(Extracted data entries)

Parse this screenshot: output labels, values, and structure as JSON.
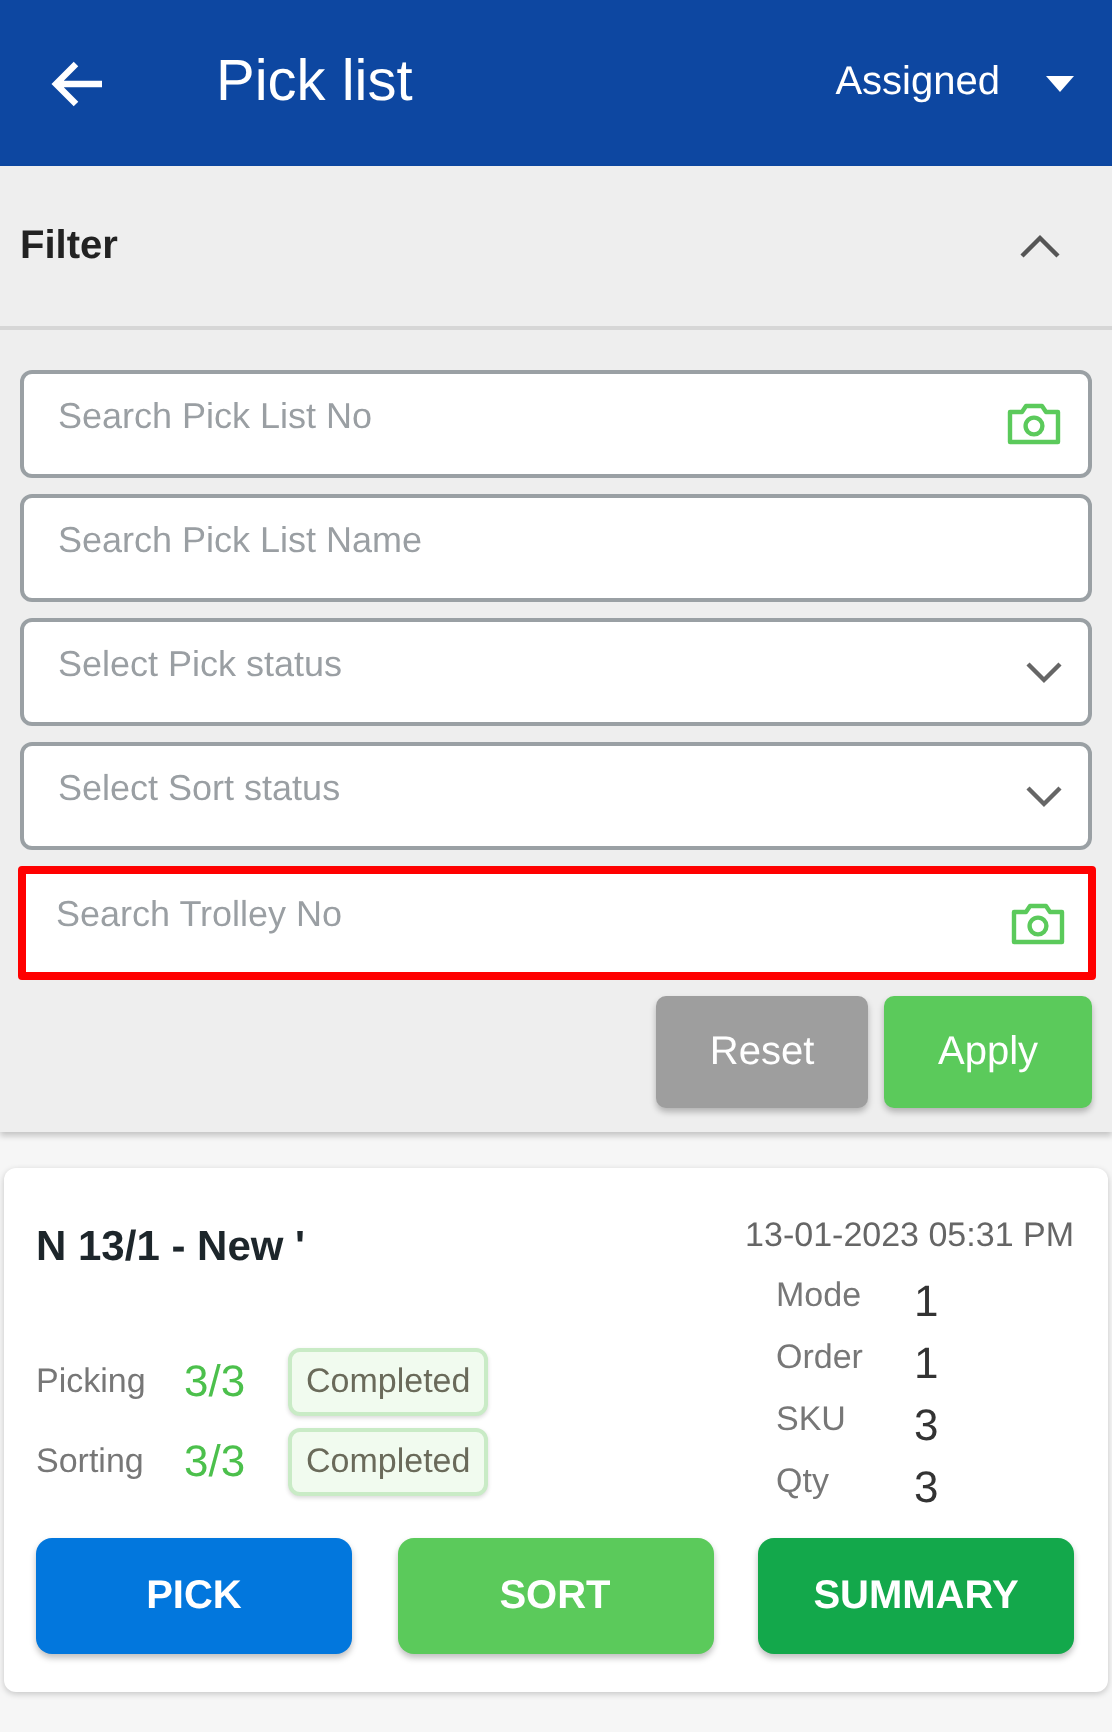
{
  "header": {
    "title": "Pick list",
    "status": "Assigned"
  },
  "filter": {
    "title": "Filter",
    "expanded": true,
    "fields": [
      {
        "kind": "scan",
        "placeholder": "Search Pick List No",
        "highlighted": false
      },
      {
        "kind": "text",
        "placeholder": "Search Pick List Name",
        "highlighted": false
      },
      {
        "kind": "select",
        "placeholder": "Select Pick status",
        "highlighted": false
      },
      {
        "kind": "select",
        "placeholder": "Select Sort status",
        "highlighted": false
      },
      {
        "kind": "scan",
        "placeholder": "Search Trolley No",
        "highlighted": true
      }
    ],
    "buttons": [
      {
        "label": "Reset",
        "color": "#9e9e9e"
      },
      {
        "label": "Apply",
        "color": "#5bca5b"
      }
    ]
  },
  "card": {
    "title": "N 13/1 - New '",
    "date": "13-01-2023 05:31 PM",
    "progress": [
      {
        "label": "Picking",
        "count": "3/3",
        "status": "Completed"
      },
      {
        "label": "Sorting",
        "count": "3/3",
        "status": "Completed"
      }
    ],
    "stats": [
      {
        "label": "Mode",
        "value": "1"
      },
      {
        "label": "Order",
        "value": "1"
      },
      {
        "label": "SKU",
        "value": "3"
      },
      {
        "label": "Qty",
        "value": "3"
      }
    ],
    "buttons": [
      {
        "label": "PICK",
        "color": "#0277dd"
      },
      {
        "label": "SORT",
        "color": "#5bca5b"
      },
      {
        "label": "SUMMARY",
        "color": "#13a84b"
      }
    ]
  }
}
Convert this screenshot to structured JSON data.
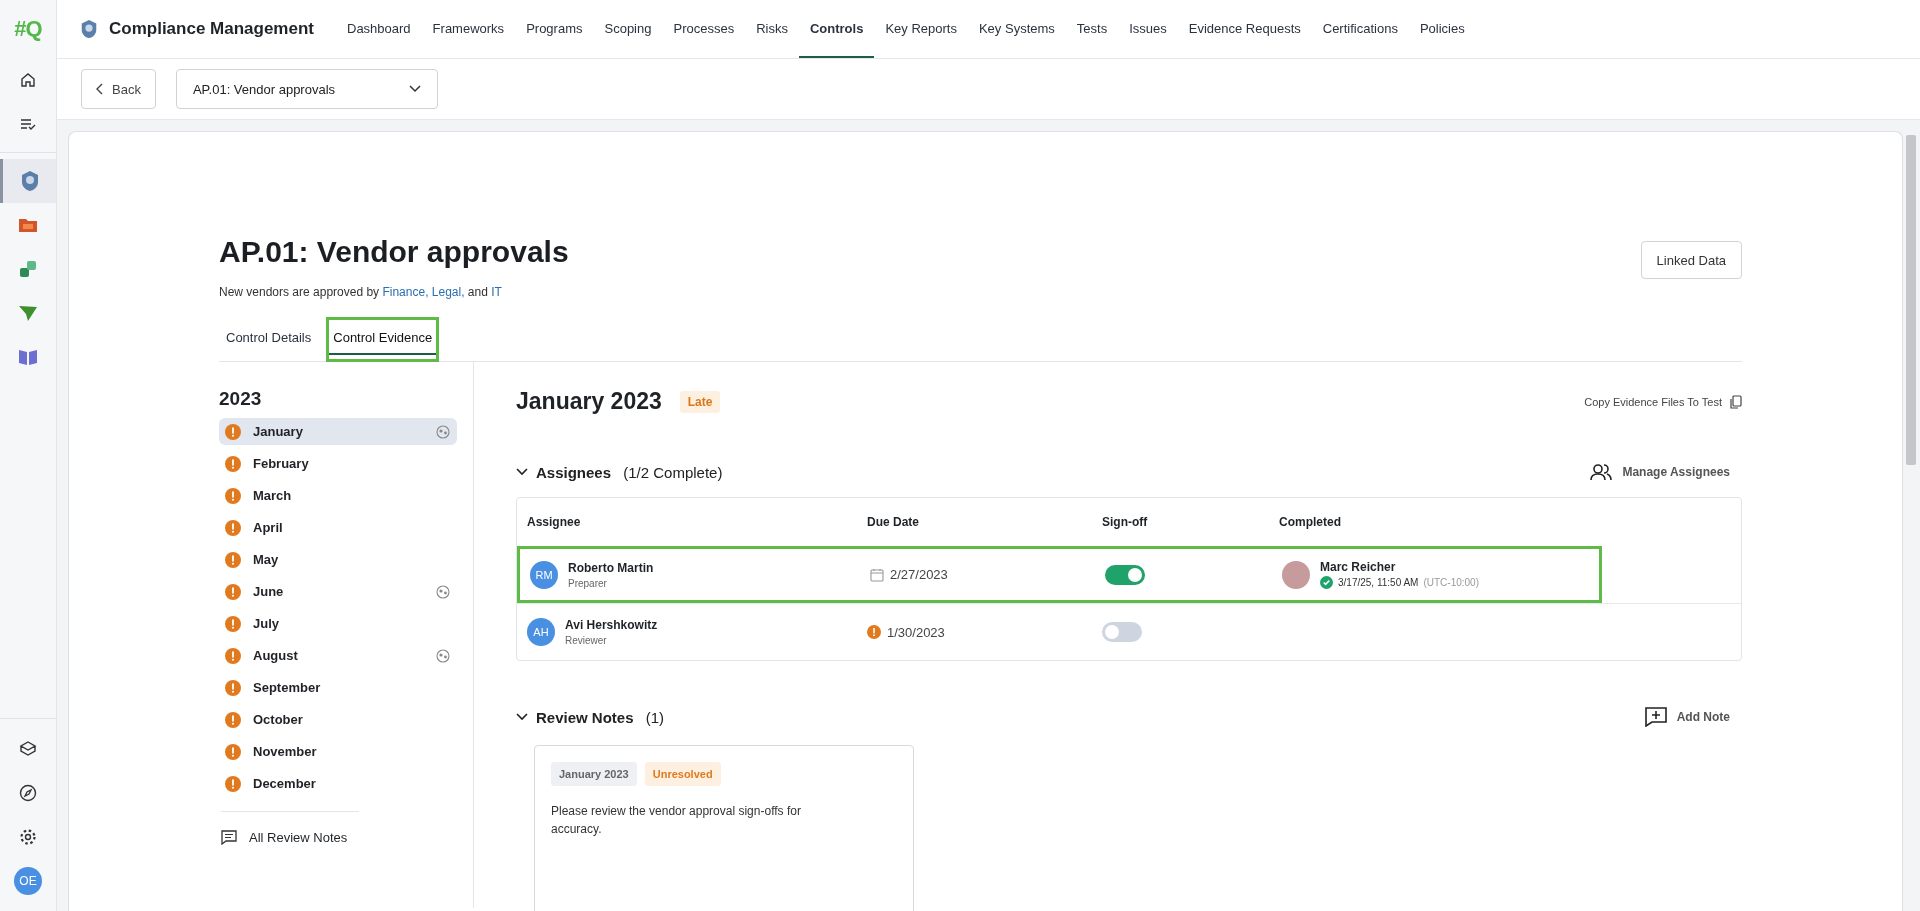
{
  "app": {
    "logo": "#Q",
    "title": "Compliance Management",
    "user_initials": "OE"
  },
  "nav": [
    {
      "label": "Dashboard",
      "selected": false
    },
    {
      "label": "Frameworks",
      "selected": false
    },
    {
      "label": "Programs",
      "selected": false
    },
    {
      "label": "Scoping",
      "selected": false
    },
    {
      "label": "Processes",
      "selected": false
    },
    {
      "label": "Risks",
      "selected": false
    },
    {
      "label": "Controls",
      "selected": true
    },
    {
      "label": "Key Reports",
      "selected": false
    },
    {
      "label": "Key Systems",
      "selected": false
    },
    {
      "label": "Tests",
      "selected": false
    },
    {
      "label": "Issues",
      "selected": false
    },
    {
      "label": "Evidence Requests",
      "selected": false
    },
    {
      "label": "Certifications",
      "selected": false
    },
    {
      "label": "Policies",
      "selected": false
    }
  ],
  "rail": [
    {
      "kind": "home",
      "selected": false
    },
    {
      "kind": "list",
      "selected": false
    },
    {
      "kind": "badge",
      "selected": true
    },
    {
      "kind": "folder",
      "selected": false
    },
    {
      "kind": "sync",
      "selected": false
    },
    {
      "kind": "plane",
      "selected": false
    },
    {
      "kind": "book",
      "selected": false
    }
  ],
  "rail_bottom": [
    {
      "kind": "cube"
    },
    {
      "kind": "compass"
    },
    {
      "kind": "gear"
    }
  ],
  "toolbar": {
    "back": "Back",
    "control_select": "AP.01: Vendor approvals"
  },
  "control": {
    "title": "AP.01: Vendor approvals",
    "description": [
      {
        "kind": "text",
        "text": "New vendors are approved by"
      },
      {
        "kind": "link",
        "text": "Finance,"
      },
      {
        "kind": "link",
        "text": "Legal,"
      },
      {
        "kind": "text",
        "text": "and"
      },
      {
        "kind": "link",
        "text": "IT"
      }
    ],
    "linked_data": "Linked Data"
  },
  "tabs": [
    {
      "label": "Control Details",
      "selected": false,
      "highlighted": false
    },
    {
      "label": "Control Evidence",
      "selected": true,
      "highlighted": true
    }
  ],
  "year": "2023",
  "months": [
    {
      "label": "January",
      "selected": true,
      "late": true,
      "comments": true
    },
    {
      "label": "February",
      "selected": false,
      "late": true,
      "comments": false
    },
    {
      "label": "March",
      "selected": false,
      "late": true,
      "comments": false
    },
    {
      "label": "April",
      "selected": false,
      "late": true,
      "comments": false
    },
    {
      "label": "May",
      "selected": false,
      "late": true,
      "comments": false
    },
    {
      "label": "June",
      "selected": false,
      "late": true,
      "comments": true
    },
    {
      "label": "July",
      "selected": false,
      "late": true,
      "comments": false
    },
    {
      "label": "August",
      "selected": false,
      "late": true,
      "comments": true
    },
    {
      "label": "September",
      "selected": false,
      "late": true,
      "comments": false
    },
    {
      "label": "October",
      "selected": false,
      "late": true,
      "comments": false
    },
    {
      "label": "November",
      "selected": false,
      "late": true,
      "comments": false
    },
    {
      "label": "December",
      "selected": false,
      "late": true,
      "comments": false
    }
  ],
  "all_review_notes": "All Review Notes",
  "period": {
    "title": "January 2023",
    "status": "Late",
    "copy_action": "Copy Evidence Files To Test"
  },
  "assignees": {
    "heading": "Assignees",
    "count": "(1/2 Complete)",
    "expanded": true,
    "manage": "Manage Assignees",
    "columns": [
      "Assignee",
      "Due Date",
      "Sign-off",
      "Completed"
    ],
    "rows": [
      {
        "initials": "RM",
        "name": "Roberto Martin",
        "role": "Preparer",
        "due_late": false,
        "due_date": "2/27/2023",
        "signed_off": true,
        "highlighted": true,
        "completed": {
          "name": "Marc Reicher",
          "time": "3/17/25, 11:50 AM",
          "timezone": "(UTC-10:00)"
        }
      },
      {
        "initials": "AH",
        "name": "Avi Hershkowitz",
        "role": "Reviewer",
        "due_late": true,
        "due_date": "1/30/2023",
        "signed_off": false,
        "highlighted": false
      }
    ]
  },
  "review_notes": {
    "heading": "Review Notes",
    "count": "(1)",
    "expanded": true,
    "add": "Add Note",
    "notes": [
      {
        "period": "January 2023",
        "status": "Unresolved",
        "text": "Please review the vendor approval sign-offs for accuracy."
      }
    ]
  }
}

CHALLENGE
Transcribe every record above exactly, leaving out the pictures.

SOLUTION FOR THIS PROBLEM
Parse this screenshot: output labels, values, and structure as JSON.
{
  "header": {
    "title": "Pick list",
    "status": "Assigned"
  },
  "filter": {
    "title": "Filter",
    "expanded": true,
    "fields": [
      {
        "kind": "scan",
        "placeholder": "Search Pick List No",
        "highlighted": false
      },
      {
        "kind": "text",
        "placeholder": "Search Pick List Name",
        "highlighted": false
      },
      {
        "kind": "select",
        "placeholder": "Select Pick status",
        "highlighted": false
      },
      {
        "kind": "select",
        "placeholder": "Select Sort status",
        "highlighted": false
      },
      {
        "kind": "scan",
        "placeholder": "Search Trolley No",
        "highlighted": true
      }
    ],
    "buttons": [
      {
        "label": "Reset",
        "color": "#9e9e9e"
      },
      {
        "label": "Apply",
        "color": "#5bca5b"
      }
    ]
  },
  "card": {
    "title": "N 13/1 - New '",
    "date": "13-01-2023 05:31 PM",
    "progress": [
      {
        "label": "Picking",
        "count": "3/3",
        "status": "Completed"
      },
      {
        "label": "Sorting",
        "count": "3/3",
        "status": "Completed"
      }
    ],
    "stats": [
      {
        "label": "Mode",
        "value": "1"
      },
      {
        "label": "Order",
        "value": "1"
      },
      {
        "label": "SKU",
        "value": "3"
      },
      {
        "label": "Qty",
        "value": "3"
      }
    ],
    "buttons": [
      {
        "label": "PICK",
        "color": "#0277dd"
      },
      {
        "label": "SORT",
        "color": "#5bca5b"
      },
      {
        "label": "SUMMARY",
        "color": "#13a84b"
      }
    ]
  }
}
Convert this screenshot to structured JSON data.
{
  "app": {
    "logo": "#Q",
    "title": "Compliance Management",
    "user_initials": "OE"
  },
  "nav": [
    {
      "label": "Dashboard",
      "selected": false
    },
    {
      "label": "Frameworks",
      "selected": false
    },
    {
      "label": "Programs",
      "selected": false
    },
    {
      "label": "Scoping",
      "selected": false
    },
    {
      "label": "Processes",
      "selected": false
    },
    {
      "label": "Risks",
      "selected": false
    },
    {
      "label": "Controls",
      "selected": true
    },
    {
      "label": "Key Reports",
      "selected": false
    },
    {
      "label": "Key Systems",
      "selected": false
    },
    {
      "label": "Tests",
      "selected": false
    },
    {
      "label": "Issues",
      "selected": false
    },
    {
      "label": "Evidence Requests",
      "selected": false
    },
    {
      "label": "Certifications",
      "selected": false
    },
    {
      "label": "Policies",
      "selected": false
    }
  ],
  "rail": [
    {
      "kind": "home",
      "selected": false
    },
    {
      "kind": "list",
      "selected": false
    },
    {
      "kind": "badge",
      "selected": true
    },
    {
      "kind": "folder",
      "selected": false
    },
    {
      "kind": "sync",
      "selected": false
    },
    {
      "kind": "plane",
      "selected": false
    },
    {
      "kind": "book",
      "selected": false
    }
  ],
  "rail_bottom": [
    {
      "kind": "cube"
    },
    {
      "kind": "compass"
    },
    {
      "kind": "gear"
    }
  ],
  "toolbar": {
    "back": "Back",
    "control_select": "AP.01: Vendor approvals"
  },
  "control": {
    "title": "AP.01: Vendor approvals",
    "description": [
      {
        "kind": "text",
        "text": "New vendors are approved by"
      },
      {
        "kind": "link",
        "text": "Finance,"
      },
      {
        "kind": "link",
        "text": "Legal,"
      },
      {
        "kind": "text",
        "text": "and"
      },
      {
        "kind": "link",
        "text": "IT"
      }
    ],
    "linked_data": "Linked Data"
  },
  "tabs": [
    {
      "label": "Control Details",
      "selected": false,
      "highlighted": false
    },
    {
      "label": "Control Evidence",
      "selected": true,
      "highlighted": true
    }
  ],
  "year": "2023",
  "months": [
    {
      "label": "January",
      "selected": true,
      "late": true,
      "comments": true
    },
    {
      "label": "February",
      "selected": false,
      "late": true,
      "comments": false
    },
    {
      "label": "March",
      "selected": false,
      "late": true,
      "comments": false
    },
    {
      "label": "April",
      "selected": false,
      "late": true,
      "comments": false
    },
    {
      "label": "May",
      "selected": false,
      "late": true,
      "comments": false
    },
    {
      "label": "June",
      "selected": false,
      "late": true,
      "comments": true
    },
    {
      "label": "July",
      "selected": false,
      "late": true,
      "comments": false
    },
    {
      "label": "August",
      "selected": false,
      "late": true,
      "comments": true
    },
    {
      "label": "September",
      "selected": false,
      "late": true,
      "comments": false
    },
    {
      "label": "October",
      "selected": false,
      "late": true,
      "comments": false
    },
    {
      "label": "November",
      "selected": false,
      "late": true,
      "comments": false
    },
    {
      "label": "December",
      "selected": false,
      "late": true,
      "comments": false
    }
  ],
  "all_review_notes": "All Review Notes",
  "period": {
    "title": "January 2023",
    "status": "Late",
    "copy_action": "Copy Evidence Files To Test"
  },
  "assignees": {
    "heading": "Assignees",
    "count": "(1/2 Complete)",
    "expanded": true,
    "manage": "Manage Assignees",
    "columns": [
      "Assignee",
      "Due Date",
      "Sign-off",
      "Completed"
    ],
    "rows": [
      {
        "initials": "RM",
        "name": "Roberto Martin",
        "role": "Preparer",
        "due_late": false,
        "due_date": "2/27/2023",
        "signed_off": true,
        "highlighted": true,
        "completed": {
          "name": "Marc Reicher",
          "time": "3/17/25, 11:50 AM",
          "timezone": "(UTC-10:00)"
        }
      },
      {
        "initials": "AH",
        "name": "Avi Hershkowitz",
        "role": "Reviewer",
        "due_late": true,
        "due_date": "1/30/2023",
        "signed_off": false,
        "highlighted": false
      }
    ]
  },
  "review_notes": {
    "heading": "Review Notes",
    "count": "(1)",
    "expanded": true,
    "add": "Add Note",
    "notes": [
      {
        "period": "January 2023",
        "status": "Unresolved",
        "text": "Please review the vendor approval sign-offs for accuracy."
      }
    ]
  }
}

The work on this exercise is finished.